• _Written problem_
Pictures stay out of your copy, but everything else in the records below must be repeated exactly.

• _Data supplied_
───
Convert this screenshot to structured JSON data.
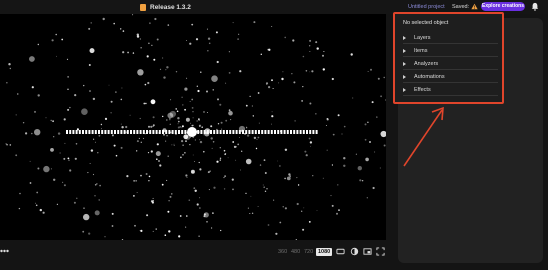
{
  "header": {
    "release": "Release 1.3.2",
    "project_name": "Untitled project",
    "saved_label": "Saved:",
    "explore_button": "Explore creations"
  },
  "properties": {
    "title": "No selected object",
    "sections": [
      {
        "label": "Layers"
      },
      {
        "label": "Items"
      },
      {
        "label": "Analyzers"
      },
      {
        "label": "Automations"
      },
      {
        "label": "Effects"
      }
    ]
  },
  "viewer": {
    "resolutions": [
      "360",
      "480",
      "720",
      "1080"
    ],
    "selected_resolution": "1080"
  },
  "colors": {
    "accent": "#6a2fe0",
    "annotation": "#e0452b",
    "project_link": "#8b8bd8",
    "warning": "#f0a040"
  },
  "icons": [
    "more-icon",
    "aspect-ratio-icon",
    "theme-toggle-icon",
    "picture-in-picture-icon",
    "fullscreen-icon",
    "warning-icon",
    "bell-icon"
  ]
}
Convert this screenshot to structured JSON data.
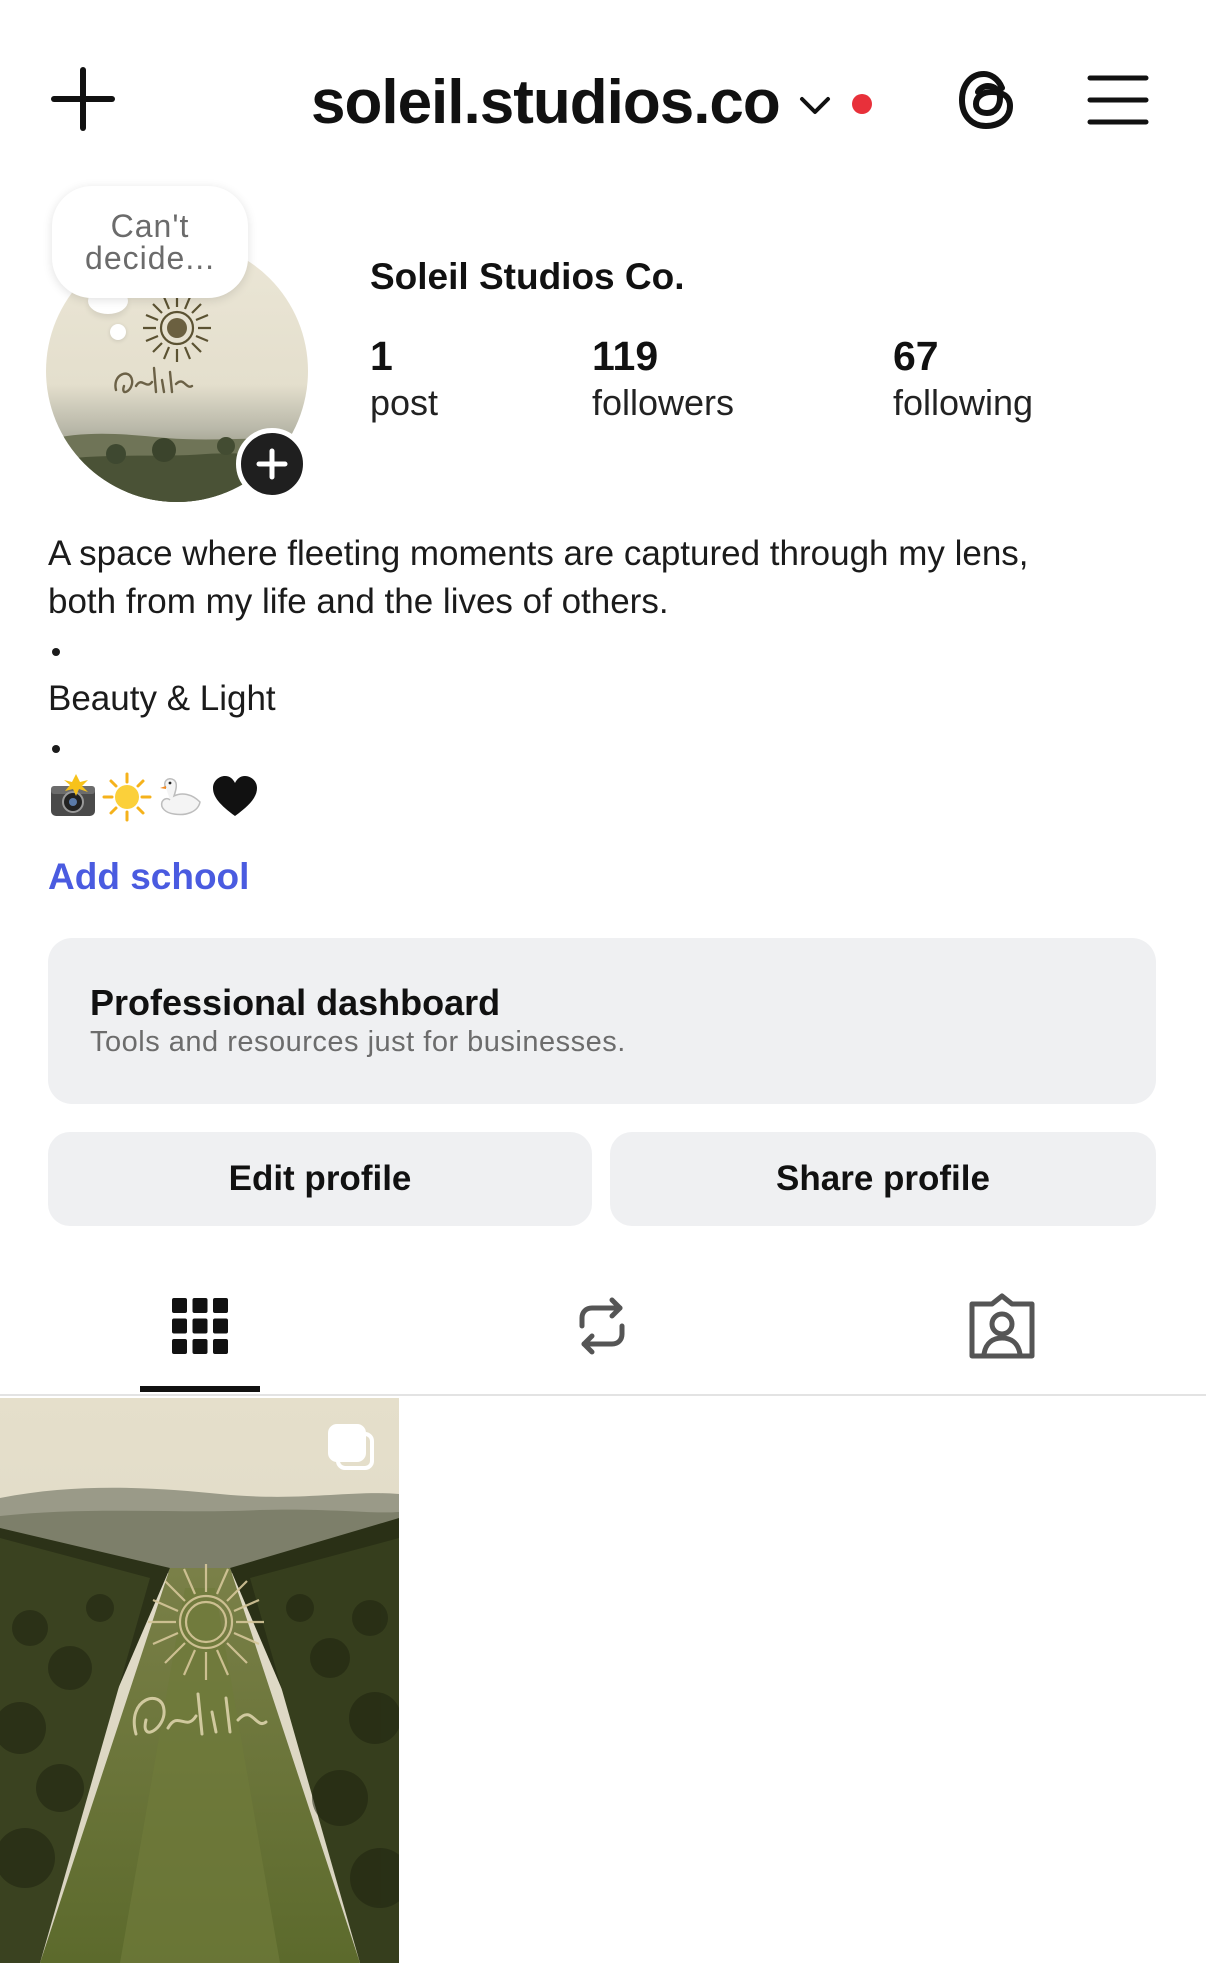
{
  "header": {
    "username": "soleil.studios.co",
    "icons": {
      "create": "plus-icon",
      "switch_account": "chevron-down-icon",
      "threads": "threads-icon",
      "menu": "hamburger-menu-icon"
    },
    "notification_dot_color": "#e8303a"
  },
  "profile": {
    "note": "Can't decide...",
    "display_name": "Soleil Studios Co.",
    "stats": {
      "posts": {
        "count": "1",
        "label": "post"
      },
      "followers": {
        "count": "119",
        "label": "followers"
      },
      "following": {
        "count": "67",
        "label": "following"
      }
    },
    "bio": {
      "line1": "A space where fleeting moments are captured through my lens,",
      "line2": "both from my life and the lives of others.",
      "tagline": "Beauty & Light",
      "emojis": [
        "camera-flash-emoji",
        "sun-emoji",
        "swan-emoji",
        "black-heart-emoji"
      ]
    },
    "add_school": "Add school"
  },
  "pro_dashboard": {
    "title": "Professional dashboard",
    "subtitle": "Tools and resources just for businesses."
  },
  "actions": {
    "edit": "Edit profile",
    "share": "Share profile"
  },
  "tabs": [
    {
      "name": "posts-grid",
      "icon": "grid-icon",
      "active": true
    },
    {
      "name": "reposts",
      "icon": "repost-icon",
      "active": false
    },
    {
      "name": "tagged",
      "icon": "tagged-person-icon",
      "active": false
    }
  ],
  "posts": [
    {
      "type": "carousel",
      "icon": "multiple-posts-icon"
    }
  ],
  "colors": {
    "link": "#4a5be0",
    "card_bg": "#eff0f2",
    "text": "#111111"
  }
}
───
• _Exercise answer_
Convert this screenshot to structured JSON data.
{
  "header": {
    "release": "Release 1.3.2",
    "project_name": "Untitled project",
    "saved_label": "Saved:",
    "explore_button": "Explore creations"
  },
  "properties": {
    "title": "No selected object",
    "sections": [
      {
        "label": "Layers"
      },
      {
        "label": "Items"
      },
      {
        "label": "Analyzers"
      },
      {
        "label": "Automations"
      },
      {
        "label": "Effects"
      }
    ]
  },
  "viewer": {
    "resolutions": [
      "360",
      "480",
      "720",
      "1080"
    ],
    "selected_resolution": "1080"
  },
  "colors": {
    "accent": "#6a2fe0",
    "annotation": "#e0452b",
    "project_link": "#8b8bd8",
    "warning": "#f0a040"
  },
  "icons": [
    "more-icon",
    "aspect-ratio-icon",
    "theme-toggle-icon",
    "picture-in-picture-icon",
    "fullscreen-icon",
    "warning-icon",
    "bell-icon"
  ]
}
Convert this screenshot to structured JSON data.
{
  "header": {
    "username": "soleil.studios.co",
    "icons": {
      "create": "plus-icon",
      "switch_account": "chevron-down-icon",
      "threads": "threads-icon",
      "menu": "hamburger-menu-icon"
    },
    "notification_dot_color": "#e8303a"
  },
  "profile": {
    "note": "Can't decide...",
    "display_name": "Soleil Studios Co.",
    "stats": {
      "posts": {
        "count": "1",
        "label": "post"
      },
      "followers": {
        "count": "119",
        "label": "followers"
      },
      "following": {
        "count": "67",
        "label": "following"
      }
    },
    "bio": {
      "line1": "A space where fleeting moments are captured through my lens,",
      "line2": "both from my life and the lives of others.",
      "tagline": "Beauty & Light",
      "emojis": [
        "camera-flash-emoji",
        "sun-emoji",
        "swan-emoji",
        "black-heart-emoji"
      ]
    },
    "add_school": "Add school"
  },
  "pro_dashboard": {
    "title": "Professional dashboard",
    "subtitle": "Tools and resources just for businesses."
  },
  "actions": {
    "edit": "Edit profile",
    "share": "Share profile"
  },
  "tabs": [
    {
      "name": "posts-grid",
      "icon": "grid-icon",
      "active": true
    },
    {
      "name": "reposts",
      "icon": "repost-icon",
      "active": false
    },
    {
      "name": "tagged",
      "icon": "tagged-person-icon",
      "active": false
    }
  ],
  "posts": [
    {
      "type": "carousel",
      "icon": "multiple-posts-icon"
    }
  ],
  "colors": {
    "link": "#4a5be0",
    "card_bg": "#eff0f2",
    "text": "#111111"
  }
}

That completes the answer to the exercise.